* Your goal *
Return each line of the listing that contains the string "Extract".

* Material shown *

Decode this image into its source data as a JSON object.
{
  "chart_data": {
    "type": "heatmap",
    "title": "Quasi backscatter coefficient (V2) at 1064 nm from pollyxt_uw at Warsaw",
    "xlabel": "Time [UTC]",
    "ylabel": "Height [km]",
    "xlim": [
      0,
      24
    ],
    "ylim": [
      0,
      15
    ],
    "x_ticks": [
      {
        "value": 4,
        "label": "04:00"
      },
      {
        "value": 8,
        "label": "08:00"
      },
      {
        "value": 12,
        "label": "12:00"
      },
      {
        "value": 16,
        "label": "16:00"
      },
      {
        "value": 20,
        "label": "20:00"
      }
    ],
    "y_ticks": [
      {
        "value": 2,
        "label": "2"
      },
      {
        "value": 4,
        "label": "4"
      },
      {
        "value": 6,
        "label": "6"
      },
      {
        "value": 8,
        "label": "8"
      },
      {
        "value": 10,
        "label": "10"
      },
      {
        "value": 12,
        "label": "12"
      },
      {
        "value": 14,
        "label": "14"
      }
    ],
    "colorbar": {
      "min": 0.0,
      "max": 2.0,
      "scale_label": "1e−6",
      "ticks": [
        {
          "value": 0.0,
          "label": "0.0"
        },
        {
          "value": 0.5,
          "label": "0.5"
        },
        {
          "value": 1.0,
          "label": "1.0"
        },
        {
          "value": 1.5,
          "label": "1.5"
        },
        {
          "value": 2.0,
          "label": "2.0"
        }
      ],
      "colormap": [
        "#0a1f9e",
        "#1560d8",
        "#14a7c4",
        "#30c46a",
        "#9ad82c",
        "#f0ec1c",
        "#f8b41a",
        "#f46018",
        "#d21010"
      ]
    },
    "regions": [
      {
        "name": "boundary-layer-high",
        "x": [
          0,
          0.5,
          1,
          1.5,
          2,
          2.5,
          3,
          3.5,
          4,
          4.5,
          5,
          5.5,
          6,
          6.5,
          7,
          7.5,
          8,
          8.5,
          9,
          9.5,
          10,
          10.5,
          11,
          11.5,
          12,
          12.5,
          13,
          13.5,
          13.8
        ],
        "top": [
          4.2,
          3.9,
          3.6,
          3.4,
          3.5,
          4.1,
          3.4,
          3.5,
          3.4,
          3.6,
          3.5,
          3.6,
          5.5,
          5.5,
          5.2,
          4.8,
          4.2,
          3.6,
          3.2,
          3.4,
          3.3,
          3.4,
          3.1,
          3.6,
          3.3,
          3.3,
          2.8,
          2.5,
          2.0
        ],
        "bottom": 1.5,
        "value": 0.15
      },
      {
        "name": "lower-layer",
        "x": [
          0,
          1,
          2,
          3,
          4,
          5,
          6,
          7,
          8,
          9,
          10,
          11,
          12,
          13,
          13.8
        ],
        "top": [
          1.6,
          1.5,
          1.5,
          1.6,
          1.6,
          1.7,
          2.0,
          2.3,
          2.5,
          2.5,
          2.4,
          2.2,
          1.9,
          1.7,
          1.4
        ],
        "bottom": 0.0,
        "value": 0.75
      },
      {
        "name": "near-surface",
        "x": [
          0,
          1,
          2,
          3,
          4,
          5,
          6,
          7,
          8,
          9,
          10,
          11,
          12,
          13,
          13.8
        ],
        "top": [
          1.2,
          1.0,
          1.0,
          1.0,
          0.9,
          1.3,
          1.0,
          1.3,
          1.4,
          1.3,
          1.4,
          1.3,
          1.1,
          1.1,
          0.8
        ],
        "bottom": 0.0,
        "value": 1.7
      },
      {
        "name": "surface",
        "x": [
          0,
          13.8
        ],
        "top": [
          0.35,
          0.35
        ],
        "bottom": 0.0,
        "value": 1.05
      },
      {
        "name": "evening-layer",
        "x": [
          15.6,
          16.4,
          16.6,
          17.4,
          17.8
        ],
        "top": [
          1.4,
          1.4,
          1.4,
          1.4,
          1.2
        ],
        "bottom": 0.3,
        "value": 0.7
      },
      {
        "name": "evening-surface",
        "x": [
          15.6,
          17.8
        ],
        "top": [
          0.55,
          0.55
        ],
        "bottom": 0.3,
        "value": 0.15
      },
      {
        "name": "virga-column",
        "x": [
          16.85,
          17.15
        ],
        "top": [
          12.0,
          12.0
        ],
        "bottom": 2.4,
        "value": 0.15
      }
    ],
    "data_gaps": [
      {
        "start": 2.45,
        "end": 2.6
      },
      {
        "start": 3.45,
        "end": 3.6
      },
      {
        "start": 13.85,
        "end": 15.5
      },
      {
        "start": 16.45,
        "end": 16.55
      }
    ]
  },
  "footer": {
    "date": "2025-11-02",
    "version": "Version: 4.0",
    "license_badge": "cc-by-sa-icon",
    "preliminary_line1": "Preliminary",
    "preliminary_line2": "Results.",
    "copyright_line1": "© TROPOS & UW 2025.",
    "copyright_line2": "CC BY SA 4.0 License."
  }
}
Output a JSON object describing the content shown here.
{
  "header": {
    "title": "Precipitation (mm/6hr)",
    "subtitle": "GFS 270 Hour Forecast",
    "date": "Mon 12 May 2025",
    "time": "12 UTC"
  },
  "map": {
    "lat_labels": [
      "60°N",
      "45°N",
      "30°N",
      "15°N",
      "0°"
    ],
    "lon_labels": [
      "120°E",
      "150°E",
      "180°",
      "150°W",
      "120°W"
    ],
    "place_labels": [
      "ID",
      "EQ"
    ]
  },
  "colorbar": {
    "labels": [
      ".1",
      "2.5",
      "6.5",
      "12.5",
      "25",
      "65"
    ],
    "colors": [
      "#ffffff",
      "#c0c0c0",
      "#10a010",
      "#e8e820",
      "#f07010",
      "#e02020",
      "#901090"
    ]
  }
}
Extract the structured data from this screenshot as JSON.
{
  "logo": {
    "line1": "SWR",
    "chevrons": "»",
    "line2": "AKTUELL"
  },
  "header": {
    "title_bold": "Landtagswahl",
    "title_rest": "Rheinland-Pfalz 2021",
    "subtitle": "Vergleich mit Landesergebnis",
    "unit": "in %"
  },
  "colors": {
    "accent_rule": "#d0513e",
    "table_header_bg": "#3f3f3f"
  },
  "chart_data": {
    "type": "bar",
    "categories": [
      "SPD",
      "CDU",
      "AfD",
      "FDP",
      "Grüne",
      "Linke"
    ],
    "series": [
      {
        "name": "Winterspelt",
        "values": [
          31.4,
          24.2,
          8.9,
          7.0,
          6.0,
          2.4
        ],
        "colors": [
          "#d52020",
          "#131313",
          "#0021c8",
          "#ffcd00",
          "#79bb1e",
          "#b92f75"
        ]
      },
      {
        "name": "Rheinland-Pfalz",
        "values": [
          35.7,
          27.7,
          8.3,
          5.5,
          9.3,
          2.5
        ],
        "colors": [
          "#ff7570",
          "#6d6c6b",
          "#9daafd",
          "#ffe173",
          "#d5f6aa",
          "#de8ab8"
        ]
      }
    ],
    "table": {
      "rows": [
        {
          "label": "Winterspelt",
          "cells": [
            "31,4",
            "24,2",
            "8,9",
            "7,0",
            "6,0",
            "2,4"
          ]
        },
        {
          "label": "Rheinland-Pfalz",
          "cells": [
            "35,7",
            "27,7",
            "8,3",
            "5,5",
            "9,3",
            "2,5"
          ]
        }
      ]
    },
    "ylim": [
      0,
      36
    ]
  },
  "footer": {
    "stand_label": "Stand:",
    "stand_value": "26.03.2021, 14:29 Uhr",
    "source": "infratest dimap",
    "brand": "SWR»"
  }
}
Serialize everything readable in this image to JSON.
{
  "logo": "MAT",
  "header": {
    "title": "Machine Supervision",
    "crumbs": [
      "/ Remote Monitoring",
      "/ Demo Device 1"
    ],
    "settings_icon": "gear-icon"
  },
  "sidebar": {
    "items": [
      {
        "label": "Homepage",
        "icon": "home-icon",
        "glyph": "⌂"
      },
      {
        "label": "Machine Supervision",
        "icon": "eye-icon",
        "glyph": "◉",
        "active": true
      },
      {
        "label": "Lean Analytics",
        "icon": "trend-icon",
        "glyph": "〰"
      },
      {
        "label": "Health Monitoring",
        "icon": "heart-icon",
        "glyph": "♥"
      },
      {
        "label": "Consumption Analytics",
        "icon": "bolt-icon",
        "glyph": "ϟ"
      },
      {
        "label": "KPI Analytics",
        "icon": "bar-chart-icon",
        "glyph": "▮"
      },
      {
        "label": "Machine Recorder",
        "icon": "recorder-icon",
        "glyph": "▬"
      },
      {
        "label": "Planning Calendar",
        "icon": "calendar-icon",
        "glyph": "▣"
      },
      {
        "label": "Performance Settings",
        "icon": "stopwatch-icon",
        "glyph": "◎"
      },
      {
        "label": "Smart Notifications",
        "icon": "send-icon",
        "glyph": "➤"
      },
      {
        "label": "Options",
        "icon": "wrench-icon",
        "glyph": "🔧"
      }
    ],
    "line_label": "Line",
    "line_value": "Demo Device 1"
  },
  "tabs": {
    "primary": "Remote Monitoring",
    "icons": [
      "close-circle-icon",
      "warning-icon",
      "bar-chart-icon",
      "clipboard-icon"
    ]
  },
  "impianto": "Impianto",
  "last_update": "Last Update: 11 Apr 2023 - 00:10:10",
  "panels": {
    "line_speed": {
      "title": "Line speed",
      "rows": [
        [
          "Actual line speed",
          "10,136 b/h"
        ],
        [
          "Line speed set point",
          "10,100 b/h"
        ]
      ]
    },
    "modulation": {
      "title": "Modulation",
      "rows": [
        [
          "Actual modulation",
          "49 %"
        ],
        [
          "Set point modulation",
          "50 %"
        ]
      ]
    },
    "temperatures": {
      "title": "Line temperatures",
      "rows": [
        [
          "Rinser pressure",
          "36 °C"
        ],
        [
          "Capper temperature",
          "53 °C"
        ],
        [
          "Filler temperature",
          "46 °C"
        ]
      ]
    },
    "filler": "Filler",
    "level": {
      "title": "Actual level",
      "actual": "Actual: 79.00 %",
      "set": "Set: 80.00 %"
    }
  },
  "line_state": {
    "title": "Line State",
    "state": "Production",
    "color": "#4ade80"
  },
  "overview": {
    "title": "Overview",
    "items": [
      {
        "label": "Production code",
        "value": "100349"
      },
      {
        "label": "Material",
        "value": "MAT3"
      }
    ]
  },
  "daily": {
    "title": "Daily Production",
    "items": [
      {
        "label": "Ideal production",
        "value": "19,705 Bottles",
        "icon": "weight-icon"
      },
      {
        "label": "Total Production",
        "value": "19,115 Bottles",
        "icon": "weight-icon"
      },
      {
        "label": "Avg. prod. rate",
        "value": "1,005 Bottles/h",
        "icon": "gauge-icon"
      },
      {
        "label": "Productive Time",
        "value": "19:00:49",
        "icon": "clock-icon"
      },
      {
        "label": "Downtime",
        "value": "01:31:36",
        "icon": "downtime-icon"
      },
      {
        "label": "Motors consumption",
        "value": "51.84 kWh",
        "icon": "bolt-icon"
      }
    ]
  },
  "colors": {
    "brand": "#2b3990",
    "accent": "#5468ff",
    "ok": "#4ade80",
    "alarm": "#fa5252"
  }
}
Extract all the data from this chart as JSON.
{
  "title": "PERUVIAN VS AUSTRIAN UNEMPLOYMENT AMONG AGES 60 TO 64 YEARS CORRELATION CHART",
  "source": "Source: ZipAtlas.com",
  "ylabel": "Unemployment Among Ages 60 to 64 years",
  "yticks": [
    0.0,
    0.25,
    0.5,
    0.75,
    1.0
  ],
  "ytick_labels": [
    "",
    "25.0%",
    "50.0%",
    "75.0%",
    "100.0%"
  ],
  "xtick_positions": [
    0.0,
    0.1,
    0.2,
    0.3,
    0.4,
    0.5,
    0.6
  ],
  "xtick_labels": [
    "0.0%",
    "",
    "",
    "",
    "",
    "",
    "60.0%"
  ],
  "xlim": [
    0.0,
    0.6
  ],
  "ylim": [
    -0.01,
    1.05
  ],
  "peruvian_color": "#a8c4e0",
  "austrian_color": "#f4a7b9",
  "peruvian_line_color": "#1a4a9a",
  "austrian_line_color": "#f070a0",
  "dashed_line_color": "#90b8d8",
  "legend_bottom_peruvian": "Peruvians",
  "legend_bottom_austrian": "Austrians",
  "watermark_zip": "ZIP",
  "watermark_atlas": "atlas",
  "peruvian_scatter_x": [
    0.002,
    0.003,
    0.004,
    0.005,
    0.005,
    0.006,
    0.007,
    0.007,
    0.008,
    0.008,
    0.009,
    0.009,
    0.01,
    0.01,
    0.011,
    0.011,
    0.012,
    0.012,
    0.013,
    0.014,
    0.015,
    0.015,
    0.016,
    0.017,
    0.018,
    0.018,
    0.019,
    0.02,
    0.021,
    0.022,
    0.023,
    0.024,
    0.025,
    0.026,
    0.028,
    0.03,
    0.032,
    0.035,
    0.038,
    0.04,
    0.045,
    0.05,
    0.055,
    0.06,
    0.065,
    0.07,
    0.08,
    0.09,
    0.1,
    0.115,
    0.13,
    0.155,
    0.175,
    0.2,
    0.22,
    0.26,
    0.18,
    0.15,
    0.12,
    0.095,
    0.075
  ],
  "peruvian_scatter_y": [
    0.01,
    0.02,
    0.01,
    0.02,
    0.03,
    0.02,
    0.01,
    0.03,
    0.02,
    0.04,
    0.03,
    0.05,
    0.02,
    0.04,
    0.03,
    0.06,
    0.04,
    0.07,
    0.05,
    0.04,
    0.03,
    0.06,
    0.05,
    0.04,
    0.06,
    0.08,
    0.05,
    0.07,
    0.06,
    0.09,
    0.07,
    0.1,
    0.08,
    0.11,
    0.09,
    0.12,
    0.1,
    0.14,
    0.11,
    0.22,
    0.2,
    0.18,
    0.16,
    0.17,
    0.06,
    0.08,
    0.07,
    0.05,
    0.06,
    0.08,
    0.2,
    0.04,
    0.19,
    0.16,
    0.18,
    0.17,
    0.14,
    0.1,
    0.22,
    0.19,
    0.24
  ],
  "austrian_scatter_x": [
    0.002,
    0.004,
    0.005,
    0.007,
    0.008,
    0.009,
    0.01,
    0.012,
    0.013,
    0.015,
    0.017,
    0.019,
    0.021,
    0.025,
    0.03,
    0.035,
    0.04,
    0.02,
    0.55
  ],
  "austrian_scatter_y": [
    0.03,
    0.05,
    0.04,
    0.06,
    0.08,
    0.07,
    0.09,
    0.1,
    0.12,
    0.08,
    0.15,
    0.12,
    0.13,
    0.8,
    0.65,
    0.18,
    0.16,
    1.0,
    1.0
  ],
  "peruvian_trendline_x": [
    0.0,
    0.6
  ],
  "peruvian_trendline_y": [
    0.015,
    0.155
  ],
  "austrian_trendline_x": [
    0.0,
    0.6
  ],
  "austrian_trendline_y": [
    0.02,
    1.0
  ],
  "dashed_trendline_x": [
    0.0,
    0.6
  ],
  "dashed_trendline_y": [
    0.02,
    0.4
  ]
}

* Written reply *
Extract the structured data from this screenshot as JSON.
Extract all the data from this chart as JSON.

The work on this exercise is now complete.